Records about charts and figures:
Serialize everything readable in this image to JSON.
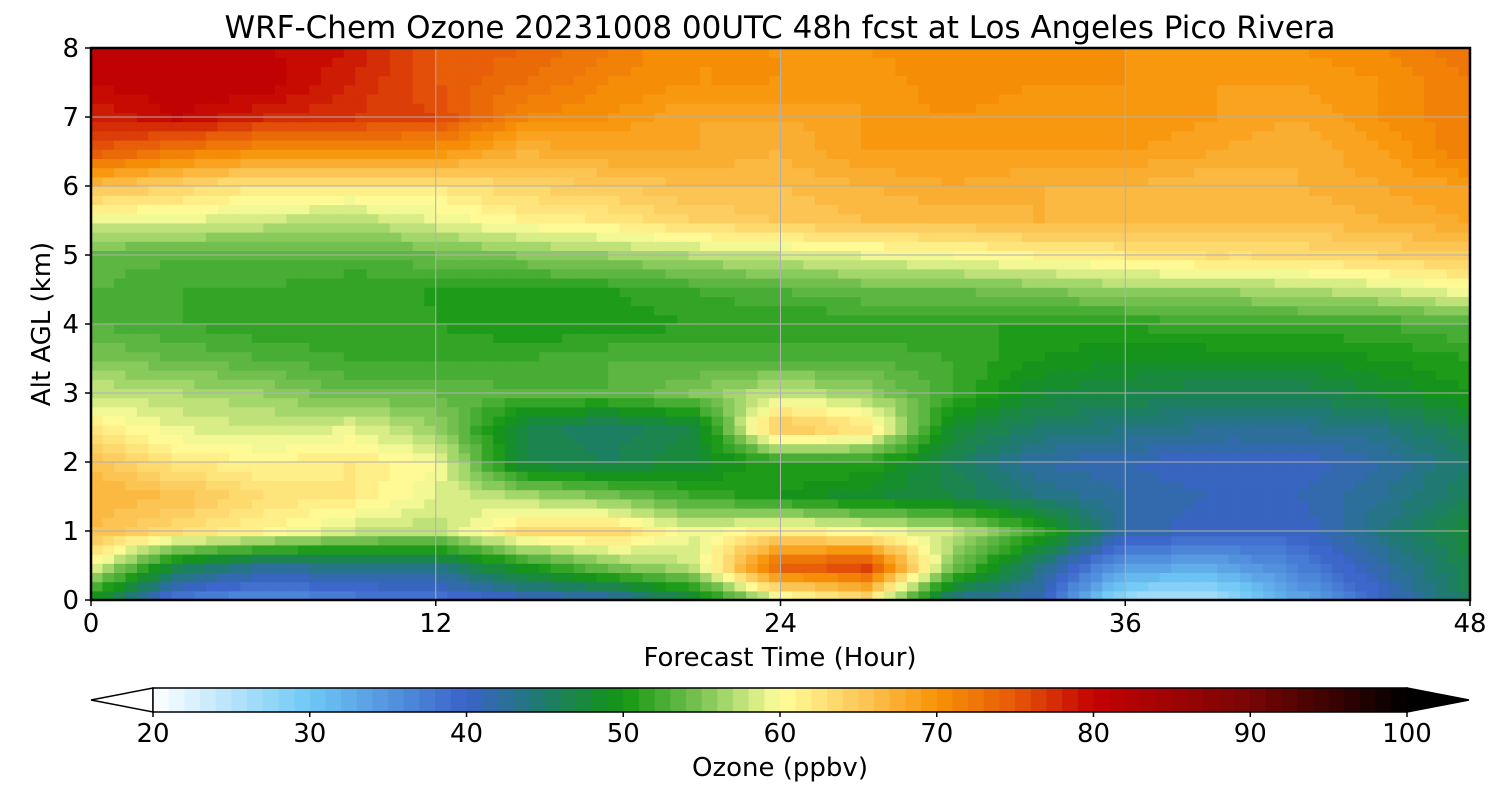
{
  "chart_data": {
    "type": "heatmap",
    "title": "WRF-Chem Ozone  20231008 00UTC 48h fcst at Los Angeles Pico Rivera",
    "xlabel": "Forecast Time (Hour)",
    "ylabel": "Alt AGL (km)",
    "xlim": [
      0,
      48
    ],
    "ylim": [
      0,
      8
    ],
    "x_ticks": [
      "0",
      "12",
      "24",
      "36",
      "48"
    ],
    "y_ticks": [
      "0",
      "1",
      "2",
      "3",
      "4",
      "5",
      "6",
      "7",
      "8"
    ],
    "grid": true,
    "x": [
      0,
      3,
      6,
      9,
      12,
      15,
      18,
      21,
      24,
      27,
      30,
      33,
      36,
      39,
      42,
      45,
      48
    ],
    "y": [
      0,
      0.5,
      1,
      1.5,
      2,
      2.5,
      3,
      3.5,
      4,
      4.5,
      5,
      5.5,
      6,
      6.5,
      7,
      7.5,
      8
    ],
    "z": [
      [
        49,
        37,
        35,
        37,
        38,
        40,
        41,
        47,
        58,
        62,
        43,
        41,
        26,
        25,
        33,
        40,
        46
      ],
      [
        60,
        47,
        43,
        44,
        44,
        50,
        55,
        58,
        75,
        77,
        55,
        44,
        34,
        33,
        37,
        42,
        47
      ],
      [
        66,
        63,
        61,
        58,
        57,
        63,
        64,
        59,
        62,
        60,
        58,
        52,
        42,
        40,
        40,
        44,
        48
      ],
      [
        67,
        66,
        63,
        62,
        59,
        57,
        55,
        52,
        50,
        48,
        47,
        44,
        42,
        41,
        41,
        43,
        46
      ],
      [
        66,
        62,
        61,
        62,
        60,
        47,
        46,
        48,
        51,
        51,
        46,
        42,
        41,
        40,
        40,
        42,
        45
      ],
      [
        62,
        59,
        58,
        59,
        56,
        47,
        45,
        47,
        66,
        63,
        48,
        45,
        44,
        43,
        43,
        44,
        47
      ],
      [
        58,
        57,
        56,
        54,
        54,
        53,
        53,
        55,
        58,
        56,
        52,
        48,
        47,
        46,
        46,
        48,
        50
      ],
      [
        55,
        54,
        53,
        52,
        52,
        52,
        53,
        53,
        53,
        53,
        52,
        50,
        49,
        49,
        49,
        50,
        51
      ],
      [
        53,
        52,
        51,
        51,
        51,
        50,
        50,
        51,
        51,
        51,
        51,
        51,
        51,
        52,
        52,
        52,
        53
      ],
      [
        53,
        52,
        52,
        51,
        51,
        51,
        51,
        52,
        53,
        54,
        54,
        55,
        56,
        56,
        57,
        58,
        60
      ],
      [
        54,
        53,
        53,
        53,
        54,
        55,
        56,
        57,
        58,
        59,
        60,
        61,
        62,
        63,
        63,
        64,
        65
      ],
      [
        59,
        59,
        58,
        57,
        59,
        61,
        62,
        64,
        65,
        66,
        66,
        67,
        66,
        66,
        66,
        67,
        68
      ],
      [
        66,
        64,
        62,
        62,
        62,
        64,
        65,
        66,
        66,
        67,
        68,
        67,
        67,
        66,
        67,
        68,
        69
      ],
      [
        75,
        72,
        70,
        70,
        70,
        67,
        68,
        68,
        67,
        69,
        69,
        69,
        69,
        68,
        67,
        69,
        72
      ],
      [
        78,
        80,
        78,
        77,
        76,
        71,
        70,
        68,
        68,
        69,
        70,
        69,
        70,
        69,
        68,
        70,
        72
      ],
      [
        80,
        81,
        81,
        78,
        75,
        73,
        71,
        70,
        70,
        69,
        71,
        70,
        70,
        69,
        69,
        70,
        72
      ],
      [
        80,
        80,
        80,
        79,
        75,
        74,
        72,
        70,
        70,
        70,
        71,
        71,
        70,
        69,
        70,
        71,
        73
      ]
    ],
    "colorbar": {
      "label": "Ozone  (ppbv)",
      "min": 20,
      "max": 100,
      "ticks": [
        "20",
        "30",
        "40",
        "50",
        "60",
        "70",
        "80",
        "90",
        "100"
      ],
      "extend": "both",
      "stops": [
        [
          20,
          "#ffffff"
        ],
        [
          30,
          "#6ec8f5"
        ],
        [
          40,
          "#3a62c9"
        ],
        [
          45,
          "#1e7c6a"
        ],
        [
          50,
          "#149611"
        ],
        [
          55,
          "#7cc456"
        ],
        [
          60,
          "#ffff9b"
        ],
        [
          65,
          "#fcc95a"
        ],
        [
          70,
          "#f79307"
        ],
        [
          75,
          "#e65809"
        ],
        [
          80,
          "#c40202"
        ],
        [
          90,
          "#780505"
        ],
        [
          100,
          "#000000"
        ]
      ]
    }
  }
}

The problem: List all lines in the material containing the string "Ozone".

Completed exercise:
    "title": "WRF-Chem Ozone  20231008 00UTC 48h fcst at Los Angeles Pico Rivera",
      "label": "Ozone  (ppbv)",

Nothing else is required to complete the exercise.